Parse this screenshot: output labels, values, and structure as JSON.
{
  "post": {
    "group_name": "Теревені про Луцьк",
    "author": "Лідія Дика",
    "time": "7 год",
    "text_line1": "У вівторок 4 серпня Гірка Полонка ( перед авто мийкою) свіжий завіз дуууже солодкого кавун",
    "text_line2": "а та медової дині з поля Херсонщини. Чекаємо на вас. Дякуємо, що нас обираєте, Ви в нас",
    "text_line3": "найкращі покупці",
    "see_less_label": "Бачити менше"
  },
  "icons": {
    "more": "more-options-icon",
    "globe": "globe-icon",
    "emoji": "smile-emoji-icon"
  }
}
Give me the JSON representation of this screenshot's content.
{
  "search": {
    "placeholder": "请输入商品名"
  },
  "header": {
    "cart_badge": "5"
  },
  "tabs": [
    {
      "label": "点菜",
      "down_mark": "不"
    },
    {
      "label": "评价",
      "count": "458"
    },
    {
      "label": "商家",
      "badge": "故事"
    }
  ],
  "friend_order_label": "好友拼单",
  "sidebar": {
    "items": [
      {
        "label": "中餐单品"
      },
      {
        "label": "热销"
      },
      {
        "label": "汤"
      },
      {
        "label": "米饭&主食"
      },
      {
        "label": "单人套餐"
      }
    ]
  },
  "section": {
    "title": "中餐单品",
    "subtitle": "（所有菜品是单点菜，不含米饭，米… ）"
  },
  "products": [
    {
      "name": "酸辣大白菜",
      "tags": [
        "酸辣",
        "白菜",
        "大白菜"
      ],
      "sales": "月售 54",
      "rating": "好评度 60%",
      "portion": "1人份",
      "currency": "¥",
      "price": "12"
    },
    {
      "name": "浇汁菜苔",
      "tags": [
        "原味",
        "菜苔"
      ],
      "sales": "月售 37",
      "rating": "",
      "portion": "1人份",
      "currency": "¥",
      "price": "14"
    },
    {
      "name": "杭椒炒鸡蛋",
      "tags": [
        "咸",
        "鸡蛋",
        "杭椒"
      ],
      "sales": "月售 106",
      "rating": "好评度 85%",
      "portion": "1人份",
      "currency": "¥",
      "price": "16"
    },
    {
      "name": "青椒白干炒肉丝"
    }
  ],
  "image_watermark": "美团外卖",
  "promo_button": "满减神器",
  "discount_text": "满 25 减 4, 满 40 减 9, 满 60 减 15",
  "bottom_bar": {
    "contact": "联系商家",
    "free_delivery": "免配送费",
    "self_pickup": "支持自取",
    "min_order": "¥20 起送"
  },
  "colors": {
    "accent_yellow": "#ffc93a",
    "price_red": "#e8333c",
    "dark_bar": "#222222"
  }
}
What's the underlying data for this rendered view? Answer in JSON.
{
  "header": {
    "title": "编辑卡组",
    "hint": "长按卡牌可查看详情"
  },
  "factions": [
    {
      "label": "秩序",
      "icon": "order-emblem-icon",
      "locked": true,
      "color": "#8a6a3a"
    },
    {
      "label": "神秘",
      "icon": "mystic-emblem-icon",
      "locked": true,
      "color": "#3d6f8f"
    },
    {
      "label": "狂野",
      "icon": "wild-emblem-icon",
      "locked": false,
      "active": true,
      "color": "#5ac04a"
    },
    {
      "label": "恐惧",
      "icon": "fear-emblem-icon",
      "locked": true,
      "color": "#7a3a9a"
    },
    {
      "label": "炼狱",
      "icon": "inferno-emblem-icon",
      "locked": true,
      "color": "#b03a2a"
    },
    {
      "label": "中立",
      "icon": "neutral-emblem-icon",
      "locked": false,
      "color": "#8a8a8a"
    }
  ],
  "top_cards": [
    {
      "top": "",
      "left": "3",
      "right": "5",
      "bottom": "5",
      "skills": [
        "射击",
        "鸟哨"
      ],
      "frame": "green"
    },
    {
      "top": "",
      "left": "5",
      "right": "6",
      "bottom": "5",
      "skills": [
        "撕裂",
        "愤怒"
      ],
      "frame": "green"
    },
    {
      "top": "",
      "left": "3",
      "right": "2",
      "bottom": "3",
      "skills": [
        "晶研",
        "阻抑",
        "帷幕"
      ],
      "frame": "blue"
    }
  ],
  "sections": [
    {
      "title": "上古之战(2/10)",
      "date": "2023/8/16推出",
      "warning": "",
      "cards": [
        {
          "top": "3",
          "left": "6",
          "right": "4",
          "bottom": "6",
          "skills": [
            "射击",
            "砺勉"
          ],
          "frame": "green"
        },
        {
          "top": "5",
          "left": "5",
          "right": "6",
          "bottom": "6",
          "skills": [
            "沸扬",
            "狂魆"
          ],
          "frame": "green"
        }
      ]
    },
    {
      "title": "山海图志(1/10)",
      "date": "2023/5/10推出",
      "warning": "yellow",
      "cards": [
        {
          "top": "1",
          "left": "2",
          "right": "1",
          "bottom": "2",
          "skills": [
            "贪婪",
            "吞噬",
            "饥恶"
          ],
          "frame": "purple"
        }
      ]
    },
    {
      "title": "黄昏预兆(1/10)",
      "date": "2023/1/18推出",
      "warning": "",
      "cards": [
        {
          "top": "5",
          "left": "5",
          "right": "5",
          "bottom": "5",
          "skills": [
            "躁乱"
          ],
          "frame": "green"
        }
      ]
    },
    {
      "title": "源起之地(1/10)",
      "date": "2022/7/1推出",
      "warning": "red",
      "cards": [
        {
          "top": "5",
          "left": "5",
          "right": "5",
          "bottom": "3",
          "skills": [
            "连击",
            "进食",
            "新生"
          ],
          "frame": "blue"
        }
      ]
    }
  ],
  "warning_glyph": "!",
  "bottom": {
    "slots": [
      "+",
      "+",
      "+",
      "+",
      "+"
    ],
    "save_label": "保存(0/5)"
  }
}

::::::

Pull every line holding "date" out of the records.

      "date": "2023/8/16推出",
      "date": "2023/5/10推出",
      "date": "2023/1/18推出",
      "date": "2022/7/1推出",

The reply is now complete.